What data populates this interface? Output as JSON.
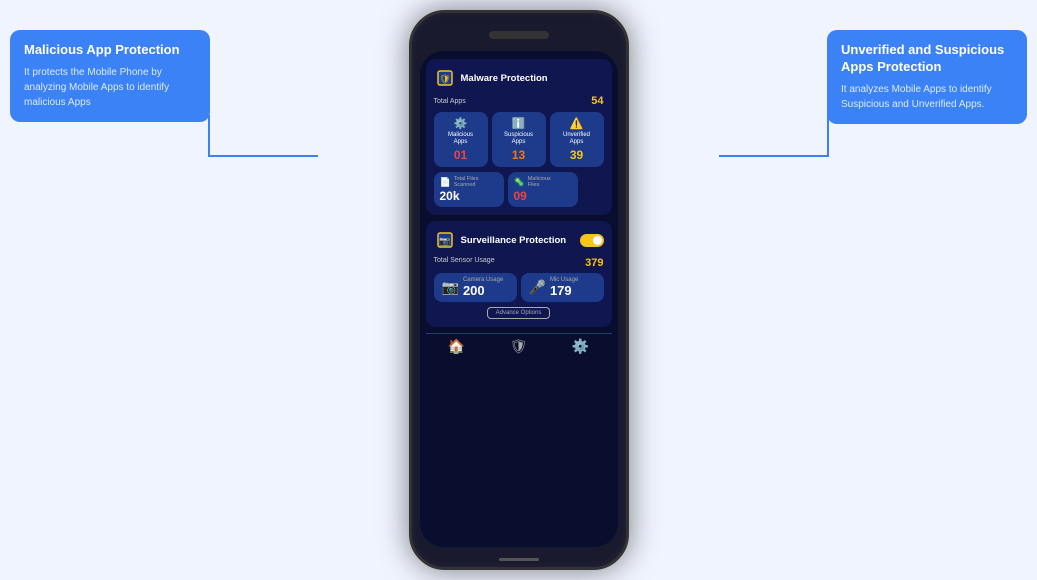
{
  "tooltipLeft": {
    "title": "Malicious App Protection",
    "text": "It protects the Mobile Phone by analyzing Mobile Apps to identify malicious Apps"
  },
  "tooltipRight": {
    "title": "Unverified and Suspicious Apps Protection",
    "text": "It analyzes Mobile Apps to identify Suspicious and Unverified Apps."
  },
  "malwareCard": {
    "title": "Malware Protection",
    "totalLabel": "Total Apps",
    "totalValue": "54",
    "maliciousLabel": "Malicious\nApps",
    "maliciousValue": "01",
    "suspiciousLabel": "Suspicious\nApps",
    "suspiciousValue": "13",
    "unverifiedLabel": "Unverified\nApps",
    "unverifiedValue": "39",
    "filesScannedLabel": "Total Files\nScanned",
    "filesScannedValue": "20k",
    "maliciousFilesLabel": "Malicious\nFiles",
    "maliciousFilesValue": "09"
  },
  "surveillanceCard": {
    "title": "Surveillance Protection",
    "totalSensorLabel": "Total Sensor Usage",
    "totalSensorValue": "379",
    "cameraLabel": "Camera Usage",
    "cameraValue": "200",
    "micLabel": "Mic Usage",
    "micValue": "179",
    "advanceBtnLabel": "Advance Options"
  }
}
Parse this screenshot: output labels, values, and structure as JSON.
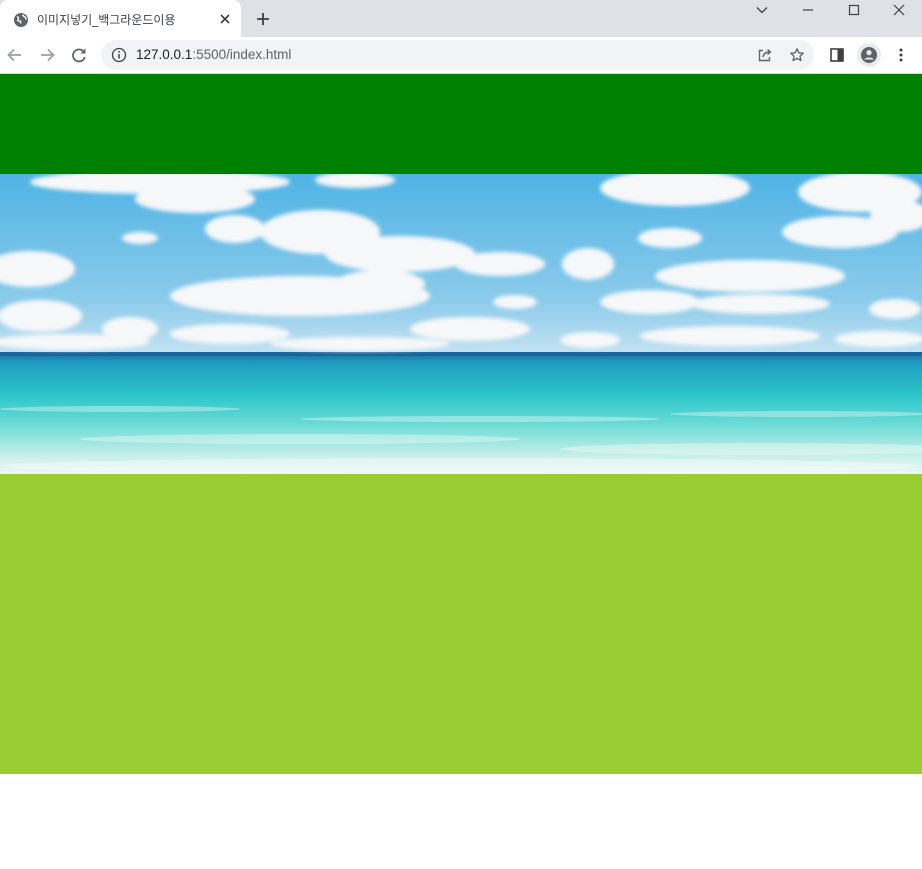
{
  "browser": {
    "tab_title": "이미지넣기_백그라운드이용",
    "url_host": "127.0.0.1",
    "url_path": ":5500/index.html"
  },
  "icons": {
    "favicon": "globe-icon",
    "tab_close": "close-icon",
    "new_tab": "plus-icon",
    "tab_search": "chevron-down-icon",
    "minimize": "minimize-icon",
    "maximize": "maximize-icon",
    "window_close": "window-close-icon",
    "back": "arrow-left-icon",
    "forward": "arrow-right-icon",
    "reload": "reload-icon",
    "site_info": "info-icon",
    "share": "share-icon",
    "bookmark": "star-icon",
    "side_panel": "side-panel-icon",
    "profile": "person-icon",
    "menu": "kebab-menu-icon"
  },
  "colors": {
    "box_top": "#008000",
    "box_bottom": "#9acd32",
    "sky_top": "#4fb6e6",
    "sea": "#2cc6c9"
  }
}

• Task objective:
All lines of the data above that include the word "Mobile" must be shown.

• The output:
    "text": "It protects the Mobile Phone by analyzing Mobile Apps to identify malicious Apps"
    "text": "It analyzes Mobile Apps to identify Suspicious and Unverified Apps."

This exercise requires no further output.